▶ _PROBLEM TO SOLVE_
Reproduce every one of the rows below verbatim, changing nothing.

[Layout region rows]
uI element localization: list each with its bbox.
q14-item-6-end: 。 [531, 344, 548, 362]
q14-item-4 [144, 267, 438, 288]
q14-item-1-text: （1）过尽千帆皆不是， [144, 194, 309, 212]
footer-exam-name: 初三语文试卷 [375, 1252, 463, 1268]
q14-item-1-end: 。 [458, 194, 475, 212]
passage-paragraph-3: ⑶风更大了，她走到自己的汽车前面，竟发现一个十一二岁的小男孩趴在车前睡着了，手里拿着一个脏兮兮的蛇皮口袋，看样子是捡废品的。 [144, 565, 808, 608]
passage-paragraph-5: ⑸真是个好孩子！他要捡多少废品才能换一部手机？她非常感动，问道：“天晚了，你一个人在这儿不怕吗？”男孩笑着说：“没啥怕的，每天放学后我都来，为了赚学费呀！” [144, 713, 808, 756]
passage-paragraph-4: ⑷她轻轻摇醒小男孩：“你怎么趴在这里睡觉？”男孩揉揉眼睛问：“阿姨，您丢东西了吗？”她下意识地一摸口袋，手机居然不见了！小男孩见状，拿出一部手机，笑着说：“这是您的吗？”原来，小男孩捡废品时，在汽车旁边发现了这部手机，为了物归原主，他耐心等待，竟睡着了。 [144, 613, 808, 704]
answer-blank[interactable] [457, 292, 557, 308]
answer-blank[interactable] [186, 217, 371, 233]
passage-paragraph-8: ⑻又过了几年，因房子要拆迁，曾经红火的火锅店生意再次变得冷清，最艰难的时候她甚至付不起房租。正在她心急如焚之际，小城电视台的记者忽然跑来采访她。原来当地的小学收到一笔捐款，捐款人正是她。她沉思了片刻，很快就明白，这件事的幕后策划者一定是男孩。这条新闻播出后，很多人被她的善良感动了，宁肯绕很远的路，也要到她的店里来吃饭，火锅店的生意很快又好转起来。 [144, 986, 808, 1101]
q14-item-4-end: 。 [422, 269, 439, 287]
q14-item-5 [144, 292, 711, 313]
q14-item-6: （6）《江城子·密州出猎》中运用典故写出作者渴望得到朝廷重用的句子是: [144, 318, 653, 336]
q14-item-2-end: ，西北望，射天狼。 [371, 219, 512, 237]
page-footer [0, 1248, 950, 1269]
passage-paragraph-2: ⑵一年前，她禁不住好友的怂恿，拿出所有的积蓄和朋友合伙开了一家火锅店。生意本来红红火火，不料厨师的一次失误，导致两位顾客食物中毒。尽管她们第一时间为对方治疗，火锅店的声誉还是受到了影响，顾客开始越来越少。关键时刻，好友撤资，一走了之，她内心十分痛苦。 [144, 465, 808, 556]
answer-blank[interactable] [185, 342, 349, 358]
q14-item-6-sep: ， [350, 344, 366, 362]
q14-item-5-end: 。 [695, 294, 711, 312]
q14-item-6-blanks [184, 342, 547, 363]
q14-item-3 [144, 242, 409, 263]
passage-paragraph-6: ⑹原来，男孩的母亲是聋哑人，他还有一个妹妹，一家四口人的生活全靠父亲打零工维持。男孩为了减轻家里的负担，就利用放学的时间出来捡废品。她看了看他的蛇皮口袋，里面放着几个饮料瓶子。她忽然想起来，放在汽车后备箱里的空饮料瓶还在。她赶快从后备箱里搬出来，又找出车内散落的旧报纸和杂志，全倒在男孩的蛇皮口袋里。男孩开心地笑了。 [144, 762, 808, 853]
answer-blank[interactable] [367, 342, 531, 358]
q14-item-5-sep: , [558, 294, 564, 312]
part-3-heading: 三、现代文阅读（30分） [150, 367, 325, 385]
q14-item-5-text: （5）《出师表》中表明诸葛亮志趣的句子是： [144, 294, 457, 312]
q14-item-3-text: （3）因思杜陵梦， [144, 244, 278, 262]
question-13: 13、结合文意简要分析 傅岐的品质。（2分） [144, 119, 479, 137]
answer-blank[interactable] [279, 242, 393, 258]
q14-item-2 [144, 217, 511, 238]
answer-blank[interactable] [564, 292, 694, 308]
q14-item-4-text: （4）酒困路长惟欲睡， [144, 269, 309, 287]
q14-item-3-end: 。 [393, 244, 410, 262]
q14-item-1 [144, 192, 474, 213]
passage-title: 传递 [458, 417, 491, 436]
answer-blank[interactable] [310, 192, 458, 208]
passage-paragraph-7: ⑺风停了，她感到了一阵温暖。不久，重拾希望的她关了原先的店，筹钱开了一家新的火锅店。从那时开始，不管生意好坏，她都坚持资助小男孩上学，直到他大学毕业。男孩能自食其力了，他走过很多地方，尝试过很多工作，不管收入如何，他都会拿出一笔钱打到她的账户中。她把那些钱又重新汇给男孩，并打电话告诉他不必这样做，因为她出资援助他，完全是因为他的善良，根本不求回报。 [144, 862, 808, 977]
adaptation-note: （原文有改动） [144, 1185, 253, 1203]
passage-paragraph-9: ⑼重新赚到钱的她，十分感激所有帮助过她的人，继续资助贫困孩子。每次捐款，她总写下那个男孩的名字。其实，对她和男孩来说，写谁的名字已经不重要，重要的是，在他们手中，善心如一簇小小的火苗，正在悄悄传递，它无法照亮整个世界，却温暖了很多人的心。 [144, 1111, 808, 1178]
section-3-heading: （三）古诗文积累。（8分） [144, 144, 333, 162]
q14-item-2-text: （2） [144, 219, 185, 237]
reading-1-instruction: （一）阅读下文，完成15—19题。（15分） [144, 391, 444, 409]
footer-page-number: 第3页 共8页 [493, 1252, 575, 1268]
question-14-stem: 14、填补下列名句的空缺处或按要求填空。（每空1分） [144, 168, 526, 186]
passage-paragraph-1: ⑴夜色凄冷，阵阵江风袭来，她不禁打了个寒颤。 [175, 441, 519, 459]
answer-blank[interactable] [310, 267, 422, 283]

▶ _TASK ANSWER_
uI element localization: list each with its bbox.
q14-item-6-end: 。 [531, 344, 548, 362]
q14-item-4 [144, 267, 438, 288]
q14-item-1-text: （1）过尽千帆皆不是， [144, 194, 309, 212]
footer-exam-name: 初三语文试卷 [375, 1252, 463, 1268]
q14-item-1-end: 。 [458, 194, 475, 212]
passage-paragraph-3: ⑶风更大了，她走到自己的汽车前面，竟发现一个十一二岁的小男孩趴在车前睡着了，手里拿着一个脏兮兮的蛇皮口袋，看样子是捡废品的。 [144, 565, 808, 608]
passage-paragraph-5: ⑸真是个好孩子！他要捡多少废品才能换一部手机？她非常感动，问道：“天晚了，你一个人在这儿不怕吗？”男孩笑着说：“没啥怕的，每天放学后我都来，为了赚学费呀！” [144, 713, 808, 756]
passage-paragraph-4: ⑷她轻轻摇醒小男孩：“你怎么趴在这里睡觉？”男孩揉揉眼睛问：“阿姨，您丢东西了吗？”她下意识地一摸口袋，手机居然不见了！小男孩见状，拿出一部手机，笑着说：“这是您的吗？”原来，小男孩捡废品时，在汽车旁边发现了这部手机，为了物归原主，他耐心等待，竟睡着了。 [144, 613, 808, 704]
answer-blank[interactable] [457, 292, 557, 308]
answer-blank[interactable] [186, 217, 371, 233]
passage-paragraph-8: ⑻又过了几年，因房子要拆迁，曾经红火的火锅店生意再次变得冷清，最艰难的时候她甚至付不起房租。正在她心急如焚之际，小城电视台的记者忽然跑来采访她。原来当地的小学收到一笔捐款，捐款人正是她。她沉思了片刻，很快就明白，这件事的幕后策划者一定是男孩。这条新闻播出后，很多人被她的善良感动了，宁肯绕很远的路，也要到她的店里来吃饭，火锅店的生意很快又好转起来。 [144, 986, 808, 1101]
q14-item-4-end: 。 [422, 269, 439, 287]
q14-item-5 [144, 292, 711, 313]
q14-item-6: （6）《江城子·密州出猎》中运用典故写出作者渴望得到朝廷重用的句子是: [144, 318, 653, 336]
q14-item-2-end: ，西北望，射天狼。 [371, 219, 512, 237]
page-footer [0, 1248, 950, 1269]
passage-paragraph-2: ⑵一年前，她禁不住好友的怂恿，拿出所有的积蓄和朋友合伙开了一家火锅店。生意本来红红火火，不料厨师的一次失误，导致两位顾客食物中毒。尽管她们第一时间为对方治疗，火锅店的声誉还是受到了影响，顾客开始越来越少。关键时刻，好友撤资，一走了之，她内心十分痛苦。 [144, 465, 808, 556]
answer-blank[interactable] [185, 342, 349, 358]
q14-item-6-sep: ， [350, 344, 366, 362]
q14-item-5-end: 。 [695, 294, 711, 312]
q14-item-6-blanks [184, 342, 547, 363]
q14-item-3 [144, 242, 409, 263]
passage-paragraph-6: ⑹原来，男孩的母亲是聋哑人，他还有一个妹妹，一家四口人的生活全靠父亲打零工维持。男孩为了减轻家里的负担，就利用放学的时间出来捡废品。她看了看他的蛇皮口袋，里面放着几个饮料瓶子。她忽然想起来，放在汽车后备箱里的空饮料瓶还在。她赶快从后备箱里搬出来，又找出车内散落的旧报纸和杂志，全倒在男孩的蛇皮口袋里。男孩开心地笑了。 [144, 762, 808, 853]
answer-blank[interactable] [367, 342, 531, 358]
q14-item-5-sep: , [558, 294, 564, 312]
part-3-heading: 三、现代文阅读（30分） [150, 367, 325, 385]
q14-item-5-text: （5）《出师表》中表明诸葛亮志趣的句子是： [144, 294, 457, 312]
q14-item-3-text: （3）因思杜陵梦， [144, 244, 278, 262]
question-13: 13、结合文意简要分析 傅岐的品质。（2分） [144, 119, 479, 137]
answer-blank[interactable] [279, 242, 393, 258]
q14-item-2 [144, 217, 511, 238]
answer-blank[interactable] [564, 292, 694, 308]
q14-item-4-text: （4）酒困路长惟欲睡， [144, 269, 309, 287]
q14-item-3-end: 。 [393, 244, 410, 262]
q14-item-1 [144, 192, 474, 213]
passage-title: 传递 [458, 417, 491, 436]
answer-blank[interactable] [310, 192, 458, 208]
passage-paragraph-7: ⑺风停了，她感到了一阵温暖。不久，重拾希望的她关了原先的店，筹钱开了一家新的火锅店。从那时开始，不管生意好坏，她都坚持资助小男孩上学，直到他大学毕业。男孩能自食其力了，他走过很多地方，尝试过很多工作，不管收入如何，他都会拿出一笔钱打到她的账户中。她把那些钱又重新汇给男孩，并打电话告诉他不必这样做，因为她出资援助他，完全是因为他的善良，根本不求回报。 [144, 862, 808, 977]
adaptation-note: （原文有改动） [144, 1185, 253, 1203]
passage-paragraph-9: ⑼重新赚到钱的她，十分感激所有帮助过她的人，继续资助贫困孩子。每次捐款，她总写下那个男孩的名字。其实，对她和男孩来说，写谁的名字已经不重要，重要的是，在他们手中，善心如一簇小小的火苗，正在悄悄传递，它无法照亮整个世界，却温暖了很多人的心。 [144, 1111, 808, 1178]
section-3-heading: （三）古诗文积累。（8分） [144, 144, 333, 162]
q14-item-2-text: （2） [144, 219, 185, 237]
reading-1-instruction: （一）阅读下文，完成15—19题。（15分） [144, 391, 444, 409]
footer-page-number: 第3页 共8页 [493, 1252, 575, 1268]
question-14-stem: 14、填补下列名句的空缺处或按要求填空。（每空1分） [144, 168, 526, 186]
passage-paragraph-1: ⑴夜色凄冷，阵阵江风袭来，她不禁打了个寒颤。 [175, 441, 519, 459]
answer-blank[interactable] [310, 267, 422, 283]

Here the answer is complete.